◆ WRITTEN REQUEST
Gather every line of the entries that includes the word "true".
══ DATA SHOWN ══
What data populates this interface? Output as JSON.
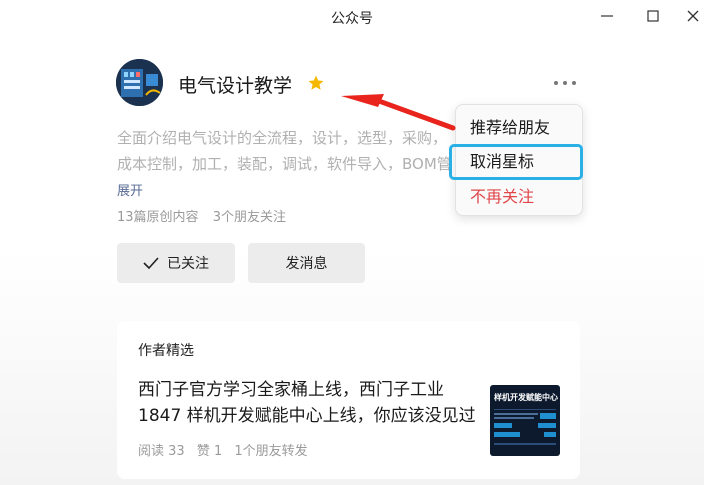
{
  "window": {
    "title": "公众号",
    "controls": [
      "minimize-icon",
      "maximize-icon",
      "close-icon"
    ]
  },
  "profile": {
    "name": "电气设计教学",
    "starred": true,
    "description": "全面介绍电气设计的全流程，设计，选型，采购，成本控制，加工，装配，调试，软件导入，BOM管理，先进的生产机器介绍，拓展，",
    "expand_label": "展开",
    "original_count": "13篇原创内容",
    "friends_following": "3个朋友关注",
    "followed_label": "已关注",
    "message_label": "发消息"
  },
  "menu": {
    "items": [
      {
        "label": "推荐给朋友"
      },
      {
        "label": "取消星标"
      },
      {
        "label": "不再关注"
      }
    ]
  },
  "featured": {
    "title": "作者精选",
    "article": {
      "title": "西门子官方学习全家桶上线，西门子工业1847 样机开发赋能中心上线，你应该没见过的",
      "reads": "阅读 33",
      "likes": "赞 1",
      "shares": "1个朋友转发",
      "thumb_text": "样机开发赋能中心"
    }
  },
  "colors": {
    "star": "#f5b800",
    "danger": "#e0464a",
    "highlight": "#2bb0e6",
    "arrow": "#e8241c",
    "link": "#576b95"
  }
}
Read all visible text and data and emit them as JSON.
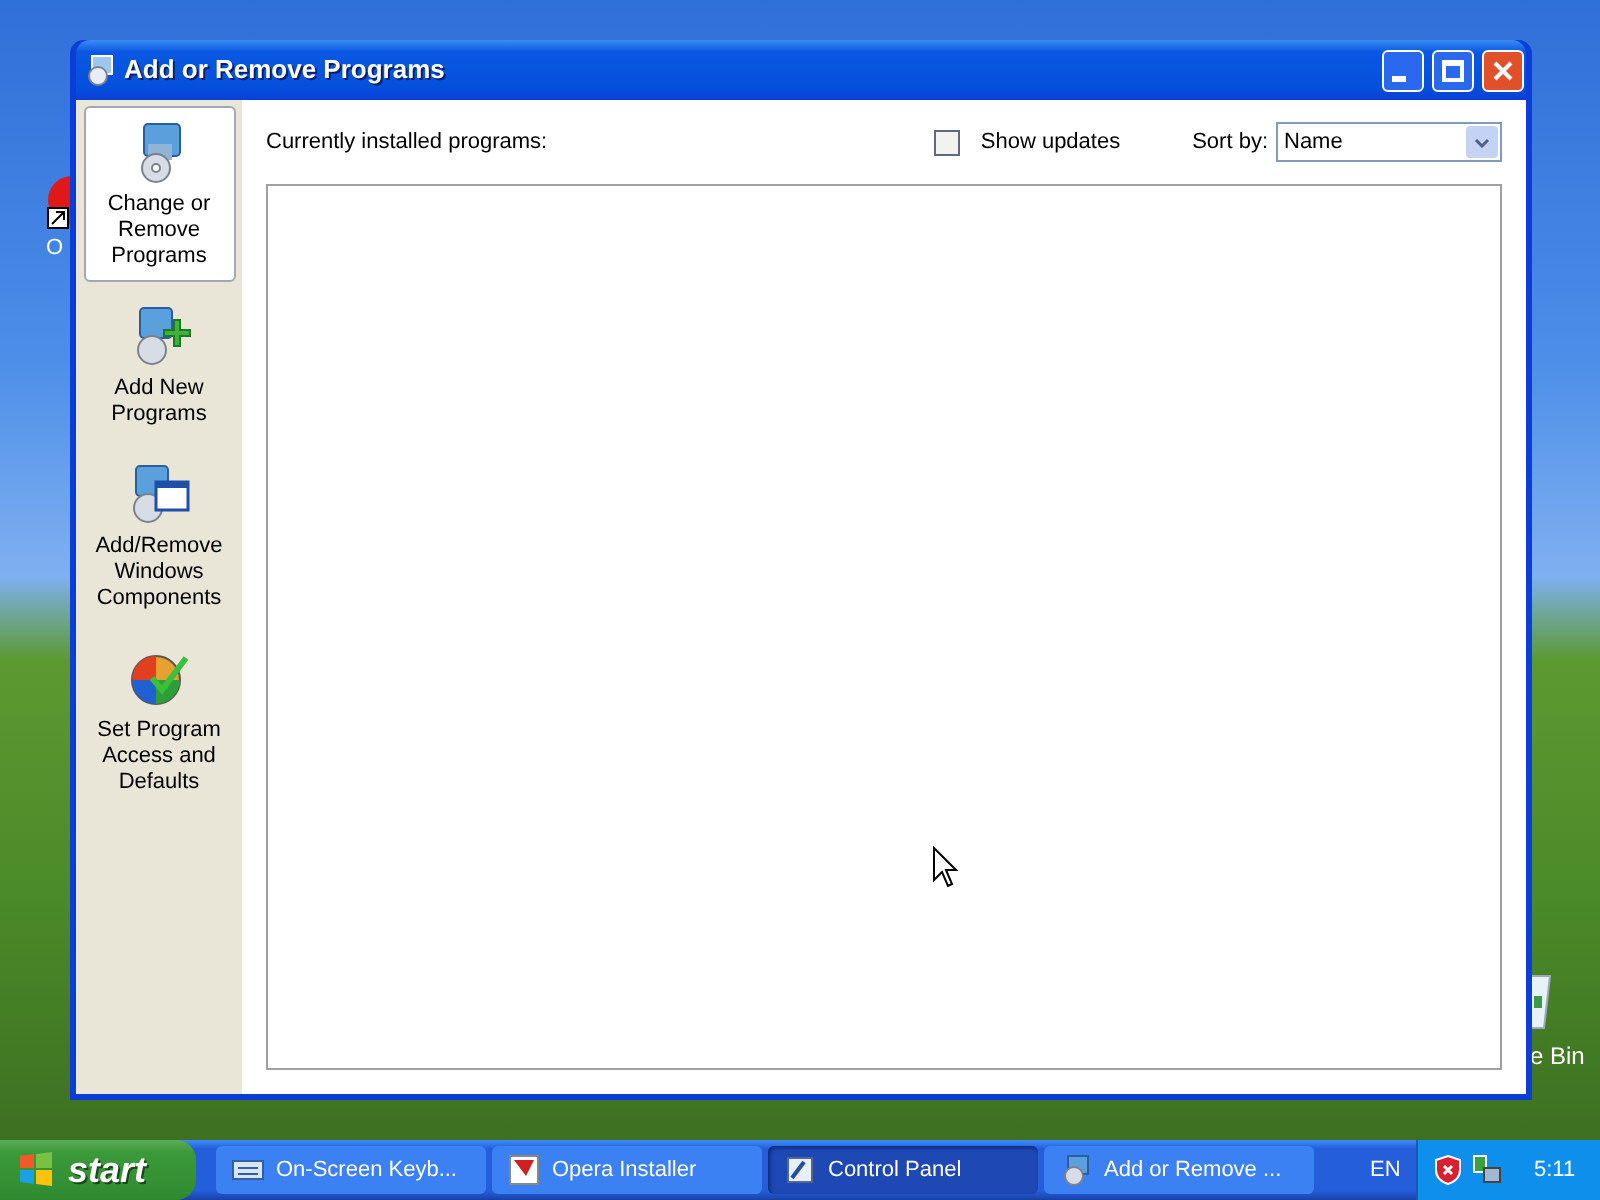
{
  "desktop": {
    "icons": [
      {
        "kind": "opera",
        "label": "O"
      },
      {
        "kind": "bin",
        "label": "e Bin"
      }
    ]
  },
  "window": {
    "title": "Add or Remove Programs",
    "sidebar": {
      "items": [
        {
          "kind": "change",
          "label": "Change or Remove Programs",
          "selected": true
        },
        {
          "kind": "add",
          "label": "Add New Programs",
          "selected": false
        },
        {
          "kind": "components",
          "label": "Add/Remove Windows Components",
          "selected": false
        },
        {
          "kind": "access",
          "label": "Set Program Access and Defaults",
          "selected": false
        }
      ]
    },
    "installed_label": "Currently installed programs:",
    "show_updates": {
      "label": "Show updates",
      "checked": false
    },
    "sort_by": {
      "label": "Sort by:",
      "value": "Name"
    }
  },
  "taskbar": {
    "start": "start",
    "buttons": [
      {
        "kind": "keyboard",
        "label": "On-Screen Keyb...",
        "selected": false
      },
      {
        "kind": "opera",
        "label": "Opera Installer",
        "selected": false
      },
      {
        "kind": "control",
        "label": "Control Panel",
        "selected": true
      },
      {
        "kind": "arp",
        "label": "Add or Remove ...",
        "selected": false
      }
    ],
    "language": "EN",
    "clock": "5:11"
  }
}
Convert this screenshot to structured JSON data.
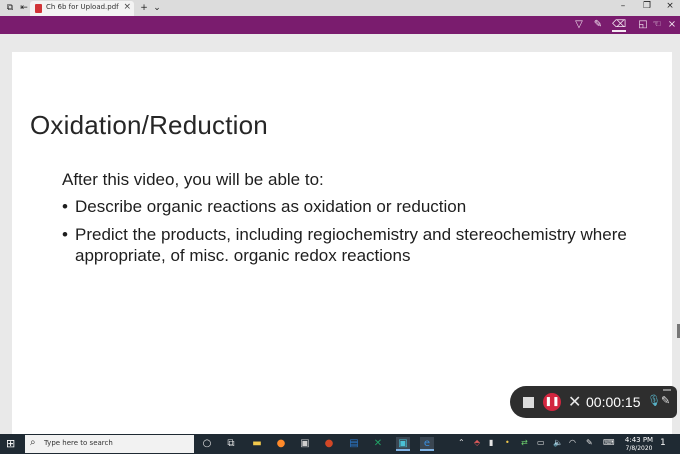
{
  "browser": {
    "tab_title": "Ch 6b for Upload.pdf",
    "tab_close": "×",
    "new_tab": "+",
    "tab_menu": "⌄",
    "min": "–",
    "restore": "❐",
    "close": "×"
  },
  "toolbar": {
    "tools": [
      "highlight-icon",
      "text-highlight-icon",
      "eraser-icon",
      "read-aloud-icon",
      "touch-select-icon",
      "close-icon"
    ]
  },
  "slide": {
    "title": "Oxidation/Reduction",
    "intro": "After this video, you will be able to:",
    "bullets": [
      "Describe organic reactions as oxidation or reduction",
      "Predict the products, including regiochemistry and stereochemistry where appropriate, of misc. organic redox reactions"
    ]
  },
  "recorder": {
    "time": "00:00:15"
  },
  "taskbar": {
    "search_placeholder": "Type here to search",
    "time": "4:43 PM",
    "date": "7/8/2020",
    "notifications": "1"
  },
  "colors": {
    "toolbar": "#7a1c6e",
    "record_red": "#d2263f",
    "taskbar": "#1f2a33"
  }
}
═══
◆ CORRECT RESULT
    "starred": true,
          "selected": true
        "selected": true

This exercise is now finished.